WRITTEN TASK:
Copy all the data exactly, except the pictures.

═══ GIVEN DATA ═══

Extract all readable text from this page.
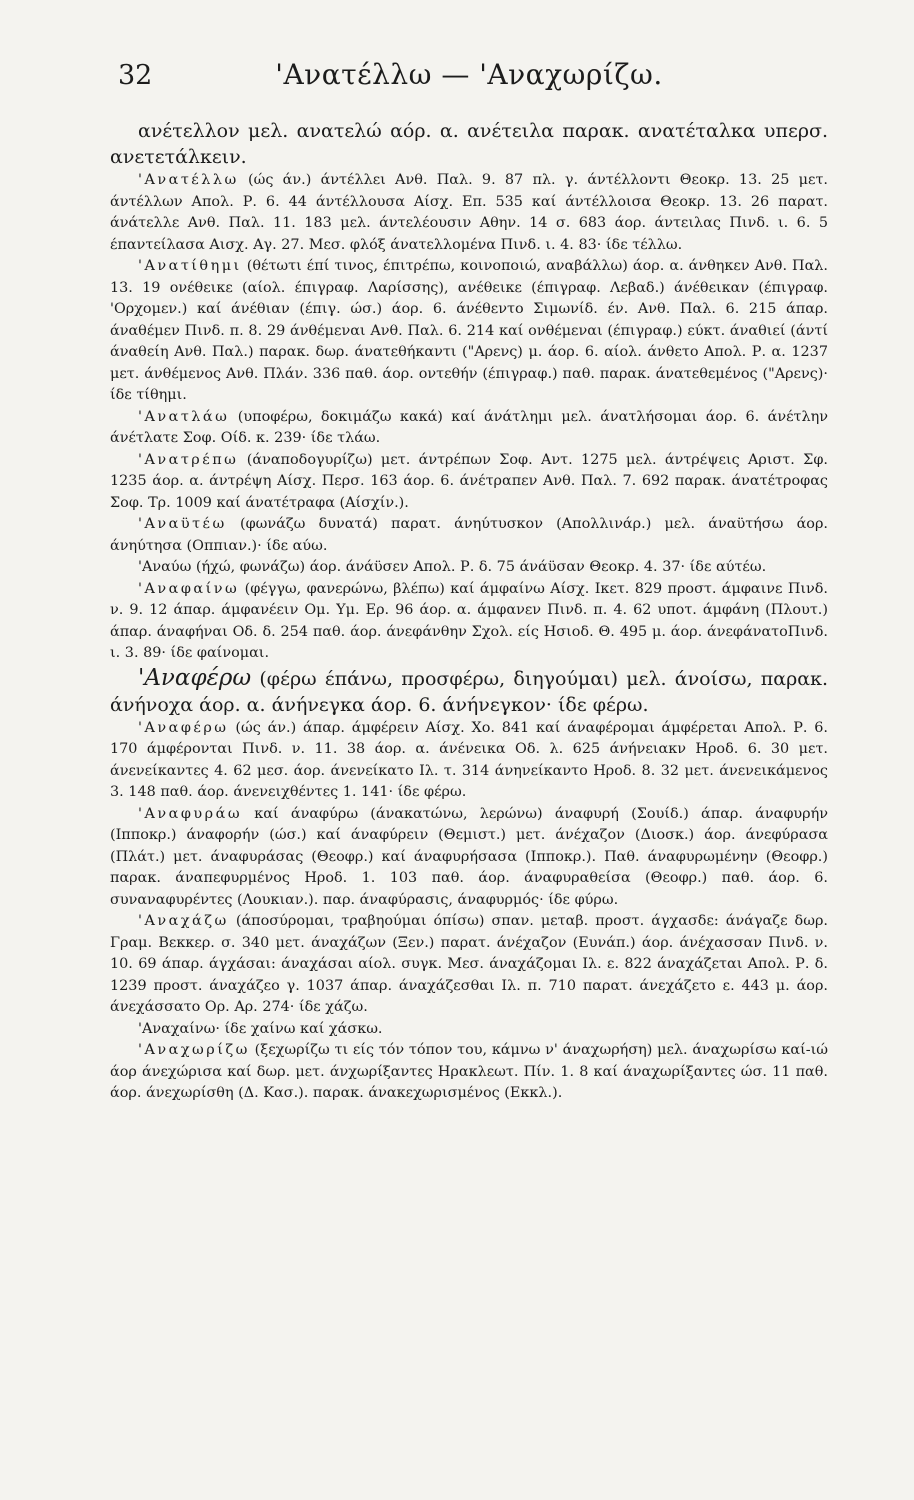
32	'Ανατέλλω — 'Αναχωρίζω.

ανέτελλον μελ. ανατελώ αόρ. α. ανέτειλα παρακ. ανατέταλκα υπερσ. ανετετάλκειν.

'Ανατέλλω (ώς άν.) άντέλλει Ανθ. Παλ. 9. 87 πλ. γ. άντέλλοντι Θεοκρ. 13. 25 μετ. άντέλλων Απολ. Ρ. 6. 44 άντέλλουσα Αίσχ. Επ. 535 καί άντέλλοισα Θεοκρ. 13. 26 παρατ. άνάτελλε Ανθ. Παλ. 11. 183 μελ. άντελέουσιν Αθην. 14 σ. 683 άορ. άντειλας Πινδ. ι. 6. 5 έπαντείλασα Αισχ. Αγ. 27. Μεσ. φλόξ άνατελλομένα Πινδ. ι. 4. 83· ίδε τέλλω.

'Ανατίθημι (θέτωτι έπί τινος, έπιτρέπω, κοινοποιώ, αναβάλλω) άορ. α. άνθηκεν Ανθ. Παλ. 13. 19 ονέθεικε (αίολ. έπιγραφ. Λαρίσσης), ανέθεικε (έπιγραφ. Λεβαδ.) άνέθεικαν (έπιγραφ. 'Ορχομεν.) καί άνέθιαν (έπιγ. ώσ.) άορ. 6. άνέθεντο Σιμωνίδ. έν. Ανθ. Παλ. 6. 215 άπαρ. άναθέμεν Πινδ. π. 8. 29 άνθέμεναι Ανθ. Παλ. 6. 214 καί ονθέμεναι (έπιγραφ.) εύκτ. άναθιεί (άντί άναθείη Ανθ. Παλ.) παρακ. δωρ. άνατεθήκαντι ("Αρενς) μ. άορ. 6. αίολ. άνθετο Απολ. Ρ. α. 1237 μετ. άνθέμενος Ανθ. Πλάν. 336 παθ. άορ. οντεθήν (έπιγραφ.) παθ. παρακ. άνατεθεμένος ("Αρενς)· ίδε τίθημι.

'Ανατλάω (υποφέρω, δοκιμάζω κακά) καί άνάτλημι μελ. άνατλήσομαι άορ. 6. άνέτλην άνέτλατε Σοφ. Οίδ. κ. 239· ίδε τλάω.

'Ανατρέπω (άναποδογυρίζω) μετ. άντρέπων Σοφ. Αντ. 1275 μελ. άντρέψεις Αριστ. Σφ. 1235 άορ. α. άντρέψη Αίσχ. Περσ. 163 άορ. 6. άνέτραπεν Ανθ. Παλ. 7. 692 παρακ. άνατέτροφας Σοφ. Τρ. 1009 καί άνατέτραφα (Αίσχίν.).

'Αναϋτέω (φωνάζω δυνατά) παρατ. άνηύτυσκον (Απολλινάρ.) μελ. άναϋτήσω άορ. άνηύτησα (Οππιαν.)· ίδε αύω.

'Αναύω (ήχώ, φωνάζω) άορ. άνάϋσεν Απολ. Ρ. δ. 75 άνάϋσαν Θεοκρ. 4. 37· ίδε αύτέω.

'Αναφαίνω (φέγγω, φανερώνω, βλέπω) καί άμφαίνω Αίσχ. Ικετ. 829 προστ. άμφαινε Πινδ. ν. 9. 12 άπαρ. άμφανέειν Ομ. Υμ. Ερ. 96 άορ. α. άμφανεν Πινδ. π. 4. 62 υποτ. άμφάνη (Πλουτ.) άπαρ. άναφήναι Οδ. δ. 254 παθ. άορ. άνεφάνθην Σχολ. είς Ησιοδ. Θ. 495 μ. άορ. άνεφάνατοΠινδ. ι. 3. 89· ίδε φαίνομαι.

'Αναφέρω (φέρω έπάνω, προσφέρω, διηγούμαι) μελ. άνοίσω, παρακ. άνήνοχα άορ. α. άνήνεγκα άορ. 6. άνήνεγκον· ίδε φέρω.

'Αναφέρω (ώς άν.) άπαρ. άμφέρειν Αίσχ. Χο. 841 καί άναφέρομαι άμφέρεται Απολ. Ρ. 6. 170 άμφέρονται Πινδ. ν. 11. 38 άορ. α. άνένεικα Οδ. λ. 625 άνήνειακν Ηροδ. 6. 30 μετ. άνενείκαντες 4. 62 μεσ. άορ. άνενείκατο Ιλ. τ. 314 άνηνείκαντο Ηροδ. 8. 32 μετ. άνενεικάμενος 3. 148 παθ. άορ. άνενειχθέντες 1. 141· ίδε φέρω.

'Αναφυράω καί άναφύρω (άνακατώνω, λερώνω) άναφυρή (Σουίδ.) άπαρ. άναφυρήν (Ιπποκρ.) άναφορήν (ώσ.) καί άναφύρειν (Θεμιστ.) μετ. άνέχαζον (Διοσκ.) άορ. άνεφύρασα (Πλάτ.) μετ. άναφυράσας (Θεοφρ.) καί άναφυρήσασα (Ιπποκρ.). Παθ. άναφυρωμένην (Θεοφρ.) παρακ. άναπεφυρμένος Ηροδ. 1. 103 παθ. άορ. άναφυραθείσα (Θεοφρ.) παθ. άορ. 6. συναναφυρέντες (Λουκιαν.). παρ. άναφύρασις, άναφυρμός· ίδε φύρω.

'Αναχάζω (άποσύρομαι, τραβηούμαι όπίσω) σπαν. μεταβ. προστ. άγχασδε: άνάγαζε δωρ. Γραμ. Βεκκερ. σ. 340 μετ. άναχάζων (Ξεν.) παρατ. άνέχαζον (Ευνάπ.) άορ. άνέχασσαν Πινδ. ν. 10. 69 άπαρ. άγχάσαι: άναχάσαι αίολ. συγκ. Μεσ. άναχάζομαι Ιλ. ε. 822 άναχάζεται Απολ. Ρ. δ. 1239 προστ. άναχάζεο γ. 1037 άπαρ. άναχάζεσθαι Ιλ. π. 710 παρατ. άνεχάζετο ε. 443 μ. άορ. άνεχάσσατο Ορ. Αρ. 274· ίδε χάζω.

'Αναχαίνω· ίδε χαίνω καί χάσκω.

'Αναχωρίζω (ξεχωρίζω τι είς τόν τόπον του, κάμνω ν' άναχωρήση) μελ. άναχωρίσω καί-ιώ άορ άνεχώρισα καί δωρ. μετ. άνχωρίξαντες Ηρακλεωτ. Πίν. 1. 8 καί άναχωρίξαντες ώσ. 11 παθ. άορ. άνεχωρίσθη (Δ. Κασ.). παρακ. άνακεχωρισμένος (Εκκλ.).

═══

OUTPUT FOR THIS EXERCISE:
Extract all readable text from this page.
32	'Ανατέλλω — 'Αναχωρίζω.

ανέτελλον μελ. ανατελώ αόρ. α. ανέτειλα παρακ. ανατέταλκα υπερσ. ανετετάλκειν.

'Ανατέλλω (ώς άν.) άντέλλει Ανθ. Παλ. 9. 87 πλ. γ. άντέλλοντι Θεοκρ. 13. 25 μετ. άντέλλων Απολ. Ρ. 6. 44 άντέλλουσα Αίσχ. Επ. 535 καί άντέλλοισα Θεοκρ. 13. 26 παρατ. άνάτελλε Ανθ. Παλ. 11. 183 μελ. άντελέουσιν Αθην. 14 σ. 683 άορ. άντειλας Πινδ. ι. 6. 5 έπαντείλασα Αισχ. Αγ. 27. Μεσ. φλόξ άνατελλομένα Πινδ. ι. 4. 83· ίδε τέλλω.

'Ανατίθημι (θέτωτι έπί τινος, έπιτρέπω, κοινοποιώ, αναβάλλω) άορ. α. άνθηκεν Ανθ. Παλ. 13. 19 ονέθεικε (αίολ. έπιγραφ. Λαρίσσης), ανέθεικε (έπιγραφ. Λεβαδ.) άνέθεικαν (έπιγραφ. 'Ορχομεν.) καί άνέθιαν (έπιγ. ώσ.) άορ. 6. άνέθεντο Σιμωνίδ. έν. Ανθ. Παλ. 6. 215 άπαρ. άναθέμεν Πινδ. π. 8. 29 άνθέμεναι Ανθ. Παλ. 6. 214 καί ονθέμεναι (έπιγραφ.) εύκτ. άναθιεί (άντί άναθείη Ανθ. Παλ.) παρακ. δωρ. άνατεθήκαντι ("Αρενς) μ. άορ. 6. αίολ. άνθετο Απολ. Ρ. α. 1237 μετ. άνθέμενος Ανθ. Πλάν. 336 παθ. άορ. οντεθήν (έπιγραφ.) παθ. παρακ. άνατεθεμένος ("Αρενς)· ίδε τίθημι.

'Ανατλάω (υποφέρω, δοκιμάζω κακά) καί άνάτλημι μελ. άνατλήσομαι άορ. 6. άνέτλην άνέτλατε Σοφ. Οίδ. κ. 239· ίδε τλάω.

'Ανατρέπω (άναποδογυρίζω) μετ. άντρέπων Σοφ. Αντ. 1275 μελ. άντρέψεις Αριστ. Σφ. 1235 άορ. α. άντρέψη Αίσχ. Περσ. 163 άορ. 6. άνέτραπεν Ανθ. Παλ. 7. 692 παρακ. άνατέτροφας Σοφ. Τρ. 1009 καί άνατέτραφα (Αίσχίν.).

'Αναϋτέω (φωνάζω δυνατά) παρατ. άνηύτυσκον (Απολλινάρ.) μελ. άναϋτήσω άορ. άνηύτησα (Οππιαν.)· ίδε αύω.

'Αναύω (ήχώ, φωνάζω) άορ. άνάϋσεν Απολ. Ρ. δ. 75 άνάϋσαν Θεοκρ. 4. 37· ίδε αύτέω.

'Αναφαίνω (φέγγω, φανερώνω, βλέπω) καί άμφαίνω Αίσχ. Ικετ. 829 προστ. άμφαινε Πινδ. ν. 9. 12 άπαρ. άμφανέειν Ομ. Υμ. Ερ. 96 άορ. α. άμφανεν Πινδ. π. 4. 62 υποτ. άμφάνη (Πλουτ.) άπαρ. άναφήναι Οδ. δ. 254 παθ. άορ. άνεφάνθην Σχολ. είς Ησιοδ. Θ. 495 μ. άορ. άνεφάνατοΠινδ. ι. 3. 89· ίδε φαίνομαι.

'Αναφέρω (φέρω έπάνω, προσφέρω, διηγούμαι) μελ. άνοίσω, παρακ. άνήνοχα άορ. α. άνήνεγκα άορ. 6. άνήνεγκον· ίδε φέρω.

'Αναφέρω (ώς άν.) άπαρ. άμφέρειν Αίσχ. Χο. 841 καί άναφέρομαι άμφέρεται Απολ. Ρ. 6. 170 άμφέρονται Πινδ. ν. 11. 38 άορ. α. άνένεικα Οδ. λ. 625 άνήνειακν Ηροδ. 6. 30 μετ. άνενείκαντες 4. 62 μεσ. άορ. άνενείκατο Ιλ. τ. 314 άνηνείκαντο Ηροδ. 8. 32 μετ. άνενεικάμενος 3. 148 παθ. άορ. άνενειχθέντες 1. 141· ίδε φέρω.

'Αναφυράω καί άναφύρω (άνακατώνω, λερώνω) άναφυρή (Σουίδ.) άπαρ. άναφυρήν (Ιπποκρ.) άναφορήν (ώσ.) καί άναφύρειν (Θεμιστ.) μετ. άνέχαζον (Διοσκ.) άορ. άνεφύρασα (Πλάτ.) μετ. άναφυράσας (Θεοφρ.) καί άναφυρήσασα (Ιπποκρ.). Παθ. άναφυρωμένην (Θεοφρ.) παρακ. άναπεφυρμένος Ηροδ. 1. 103 παθ. άορ. άναφυραθείσα (Θεοφρ.) παθ. άορ. 6. συναναφυρέντες (Λουκιαν.). παρ. άναφύρασις, άναφυρμός· ίδε φύρω.

'Αναχάζω (άποσύρομαι, τραβηούμαι όπίσω) σπαν. μεταβ. προστ. άγχασδε: άνάγαζε δωρ. Γραμ. Βεκκερ. σ. 340 μετ. άναχάζων (Ξεν.) παρατ. άνέχαζον (Ευνάπ.) άορ. άνέχασσαν Πινδ. ν. 10. 69 άπαρ. άγχάσαι: άναχάσαι αίολ. συγκ. Μεσ. άναχάζομαι Ιλ. ε. 822 άναχάζεται Απολ. Ρ. δ. 1239 προστ. άναχάζεο γ. 1037 άπαρ. άναχάζεσθαι Ιλ. π. 710 παρατ. άνεχάζετο ε. 443 μ. άορ. άνεχάσσατο Ορ. Αρ. 274· ίδε χάζω.

'Αναχαίνω· ίδε χαίνω καί χάσκω.

'Αναχωρίζω (ξεχωρίζω τι είς τόν τόπον του, κάμνω ν' άναχωρήση) μελ. άναχωρίσω καί-ιώ άορ άνεχώρισα καί δωρ. μετ. άνχωρίξαντες Ηρακλεωτ. Πίν. 1. 8 καί άναχωρίξαντες ώσ. 11 παθ. άορ. άνεχωρίσθη (Δ. Κασ.). παρακ. άνακεχωρισμένος (Εκκλ.).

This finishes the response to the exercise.